▶ [WHAT TO DO]:
Transcribe the listing below word for word.

▶ [ITEMS]:

:::::

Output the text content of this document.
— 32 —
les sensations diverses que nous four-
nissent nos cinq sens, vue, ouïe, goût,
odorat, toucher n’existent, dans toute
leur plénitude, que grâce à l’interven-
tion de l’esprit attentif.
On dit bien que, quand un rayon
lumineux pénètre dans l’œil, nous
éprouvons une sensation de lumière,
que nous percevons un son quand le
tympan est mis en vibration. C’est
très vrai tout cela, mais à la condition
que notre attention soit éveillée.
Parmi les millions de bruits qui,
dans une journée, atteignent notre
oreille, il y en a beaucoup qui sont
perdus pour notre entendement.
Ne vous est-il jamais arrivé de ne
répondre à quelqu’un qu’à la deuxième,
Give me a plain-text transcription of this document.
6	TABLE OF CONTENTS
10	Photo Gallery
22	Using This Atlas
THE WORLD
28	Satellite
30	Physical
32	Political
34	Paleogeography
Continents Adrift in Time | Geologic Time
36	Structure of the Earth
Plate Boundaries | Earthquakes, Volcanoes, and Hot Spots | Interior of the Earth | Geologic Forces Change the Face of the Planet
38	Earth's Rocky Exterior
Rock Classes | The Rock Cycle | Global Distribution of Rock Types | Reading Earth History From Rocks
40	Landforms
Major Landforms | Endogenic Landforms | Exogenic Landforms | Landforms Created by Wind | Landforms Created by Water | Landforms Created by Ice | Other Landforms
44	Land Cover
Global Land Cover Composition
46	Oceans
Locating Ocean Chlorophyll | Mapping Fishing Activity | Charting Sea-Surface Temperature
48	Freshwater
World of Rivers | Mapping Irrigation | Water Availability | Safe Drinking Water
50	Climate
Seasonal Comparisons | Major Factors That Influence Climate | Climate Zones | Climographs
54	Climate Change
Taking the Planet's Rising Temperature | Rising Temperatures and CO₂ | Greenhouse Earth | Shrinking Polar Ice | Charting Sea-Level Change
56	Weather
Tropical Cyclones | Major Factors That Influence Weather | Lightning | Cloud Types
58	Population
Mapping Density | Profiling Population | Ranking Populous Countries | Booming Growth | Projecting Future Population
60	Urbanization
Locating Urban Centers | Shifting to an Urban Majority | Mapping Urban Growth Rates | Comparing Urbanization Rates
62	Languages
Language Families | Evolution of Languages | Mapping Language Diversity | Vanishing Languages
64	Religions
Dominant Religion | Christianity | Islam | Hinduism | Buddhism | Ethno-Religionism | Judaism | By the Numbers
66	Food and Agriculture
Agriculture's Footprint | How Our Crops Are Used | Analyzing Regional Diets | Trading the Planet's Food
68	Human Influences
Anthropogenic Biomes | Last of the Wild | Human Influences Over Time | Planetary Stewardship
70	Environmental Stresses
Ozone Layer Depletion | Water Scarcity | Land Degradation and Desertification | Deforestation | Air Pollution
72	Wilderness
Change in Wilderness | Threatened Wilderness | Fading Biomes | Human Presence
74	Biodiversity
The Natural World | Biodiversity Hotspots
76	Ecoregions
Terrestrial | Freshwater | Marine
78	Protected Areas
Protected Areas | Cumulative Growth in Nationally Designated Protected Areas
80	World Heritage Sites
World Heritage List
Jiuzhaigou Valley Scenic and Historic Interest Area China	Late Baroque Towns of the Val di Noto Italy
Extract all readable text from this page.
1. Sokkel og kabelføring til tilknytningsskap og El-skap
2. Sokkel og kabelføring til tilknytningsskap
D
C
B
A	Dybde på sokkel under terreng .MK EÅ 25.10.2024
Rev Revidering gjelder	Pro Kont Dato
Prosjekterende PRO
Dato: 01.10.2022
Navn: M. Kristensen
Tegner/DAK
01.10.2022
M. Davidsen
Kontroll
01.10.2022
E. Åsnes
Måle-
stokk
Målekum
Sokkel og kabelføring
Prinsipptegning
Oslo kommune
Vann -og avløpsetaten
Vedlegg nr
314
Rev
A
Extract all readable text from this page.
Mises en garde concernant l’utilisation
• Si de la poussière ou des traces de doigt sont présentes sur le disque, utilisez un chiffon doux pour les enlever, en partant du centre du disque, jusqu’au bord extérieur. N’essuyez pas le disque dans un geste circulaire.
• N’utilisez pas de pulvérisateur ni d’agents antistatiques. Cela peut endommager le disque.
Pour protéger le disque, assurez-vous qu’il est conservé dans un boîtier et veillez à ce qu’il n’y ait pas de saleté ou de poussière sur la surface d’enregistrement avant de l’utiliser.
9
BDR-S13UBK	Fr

:::::

▶ [ANSWER BELOW]:
Output the text content of this document.
— 32 —
les sensations diverses que nous four-
nissent nos cinq sens, vue, ouïe, goût,
odorat, toucher n’existent, dans toute
leur plénitude, que grâce à l’interven-
tion de l’esprit attentif.
On dit bien que, quand un rayon
lumineux pénètre dans l’œil, nous
éprouvons une sensation de lumière,
que nous percevons un son quand le
tympan est mis en vibration. C’est
très vrai tout cela, mais à la condition
que notre attention soit éveillée.
Parmi les millions de bruits qui,
dans une journée, atteignent notre
oreille, il y en a beaucoup qui sont
perdus pour notre entendement.
Ne vous est-il jamais arrivé de ne
répondre à quelqu’un qu’à la deuxième,
Give me a plain-text transcription of this document.
6	TABLE OF CONTENTS
10	Photo Gallery
22	Using This Atlas
THE WORLD
28	Satellite
30	Physical
32	Political
34	Paleogeography
Continents Adrift in Time | Geologic Time
36	Structure of the Earth
Plate Boundaries | Earthquakes, Volcanoes, and Hot Spots | Interior of the Earth | Geologic Forces Change the Face of the Planet
38	Earth's Rocky Exterior
Rock Classes | The Rock Cycle | Global Distribution of Rock Types | Reading Earth History From Rocks
40	Landforms
Major Landforms | Endogenic Landforms | Exogenic Landforms | Landforms Created by Wind | Landforms Created by Water | Landforms Created by Ice | Other Landforms
44	Land Cover
Global Land Cover Composition
46	Oceans
Locating Ocean Chlorophyll | Mapping Fishing Activity | Charting Sea-Surface Temperature
48	Freshwater
World of Rivers | Mapping Irrigation | Water Availability | Safe Drinking Water
50	Climate
Seasonal Comparisons | Major Factors That Influence Climate | Climate Zones | Climographs
54	Climate Change
Taking the Planet's Rising Temperature | Rising Temperatures and CO₂ | Greenhouse Earth | Shrinking Polar Ice | Charting Sea-Level Change
56	Weather
Tropical Cyclones | Major Factors That Influence Weather | Lightning | Cloud Types
58	Population
Mapping Density | Profiling Population | Ranking Populous Countries | Booming Growth | Projecting Future Population
60	Urbanization
Locating Urban Centers | Shifting to an Urban Majority | Mapping Urban Growth Rates | Comparing Urbanization Rates
62	Languages
Language Families | Evolution of Languages | Mapping Language Diversity | Vanishing Languages
64	Religions
Dominant Religion | Christianity | Islam | Hinduism | Buddhism | Ethno-Religionism | Judaism | By the Numbers
66	Food and Agriculture
Agriculture's Footprint | How Our Crops Are Used | Analyzing Regional Diets | Trading the Planet's Food
68	Human Influences
Anthropogenic Biomes | Last of the Wild | Human Influences Over Time | Planetary Stewardship
70	Environmental Stresses
Ozone Layer Depletion | Water Scarcity | Land Degradation and Desertification | Deforestation | Air Pollution
72	Wilderness
Change in Wilderness | Threatened Wilderness | Fading Biomes | Human Presence
74	Biodiversity
The Natural World | Biodiversity Hotspots
76	Ecoregions
Terrestrial | Freshwater | Marine
78	Protected Areas
Protected Areas | Cumulative Growth in Nationally Designated Protected Areas
80	World Heritage Sites
World Heritage List
Jiuzhaigou Valley Scenic and Historic Interest Area China	Late Baroque Towns of the Val di Noto Italy
Extract all readable text from this page.
1. Sokkel og kabelføring til tilknytningsskap og El-skap
2. Sokkel og kabelføring til tilknytningsskap
D
C
B
A	Dybde på sokkel under terreng .MK EÅ 25.10.2024
Rev Revidering gjelder	Pro Kont Dato
Prosjekterende PRO
Dato: 01.10.2022
Navn: M. Kristensen
Tegner/DAK
01.10.2022
M. Davidsen
Kontroll
01.10.2022
E. Åsnes
Måle-
stokk
Målekum
Sokkel og kabelføring
Prinsipptegning
Oslo kommune
Vann -og avløpsetaten
Vedlegg nr
314
Rev
A
Extract all readable text from this page.
Mises en garde concernant l’utilisation
• Si de la poussière ou des traces de doigt sont présentes sur le disque, utilisez un chiffon doux pour les enlever, en partant du centre du disque, jusqu’au bord extérieur. N’essuyez pas le disque dans un geste circulaire.
• N’utilisez pas de pulvérisateur ni d’agents antistatiques. Cela peut endommager le disque.
Pour protéger le disque, assurez-vous qu’il est conservé dans un boîtier et veillez à ce qu’il n’y ait pas de saleté ou de poussière sur la surface d’enregistrement avant de l’utiliser.
9
BDR-S13UBK	Fr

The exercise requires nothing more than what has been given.